+++ STORED ROWS

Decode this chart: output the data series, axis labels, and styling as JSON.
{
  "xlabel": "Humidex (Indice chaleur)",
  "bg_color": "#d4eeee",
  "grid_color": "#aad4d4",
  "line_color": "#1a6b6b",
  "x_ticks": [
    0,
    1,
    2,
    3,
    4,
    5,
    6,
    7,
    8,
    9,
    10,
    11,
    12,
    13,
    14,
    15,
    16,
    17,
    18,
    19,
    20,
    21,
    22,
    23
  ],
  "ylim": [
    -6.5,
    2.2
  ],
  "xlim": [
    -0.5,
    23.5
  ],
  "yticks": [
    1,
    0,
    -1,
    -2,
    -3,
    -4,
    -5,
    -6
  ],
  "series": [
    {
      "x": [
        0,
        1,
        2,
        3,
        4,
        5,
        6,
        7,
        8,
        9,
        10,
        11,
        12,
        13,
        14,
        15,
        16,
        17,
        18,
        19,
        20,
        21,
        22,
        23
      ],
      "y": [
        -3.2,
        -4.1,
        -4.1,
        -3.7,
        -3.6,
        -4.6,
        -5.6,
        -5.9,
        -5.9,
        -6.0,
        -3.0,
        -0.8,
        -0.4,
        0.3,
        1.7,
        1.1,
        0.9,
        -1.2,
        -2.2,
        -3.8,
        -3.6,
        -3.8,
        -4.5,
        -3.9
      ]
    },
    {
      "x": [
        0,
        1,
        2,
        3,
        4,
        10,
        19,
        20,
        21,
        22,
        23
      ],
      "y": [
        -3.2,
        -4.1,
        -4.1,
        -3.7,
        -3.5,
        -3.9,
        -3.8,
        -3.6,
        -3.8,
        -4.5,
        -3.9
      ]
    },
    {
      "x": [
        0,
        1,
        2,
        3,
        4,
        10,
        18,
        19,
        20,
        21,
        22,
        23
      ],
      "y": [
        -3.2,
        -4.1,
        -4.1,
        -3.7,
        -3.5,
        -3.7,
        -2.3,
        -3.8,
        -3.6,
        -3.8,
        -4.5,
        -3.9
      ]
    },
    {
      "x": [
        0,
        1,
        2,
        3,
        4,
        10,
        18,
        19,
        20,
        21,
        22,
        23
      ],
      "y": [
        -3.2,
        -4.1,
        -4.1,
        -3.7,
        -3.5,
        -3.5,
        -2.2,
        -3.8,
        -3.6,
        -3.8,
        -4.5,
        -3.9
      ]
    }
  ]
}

++++++

**CHALLENGE:** Using the records above, list each line that includes "series".

**FINAL RESULT:**
Decode this chart: output the data series, axis labels, and styling as JSON.
  "series": [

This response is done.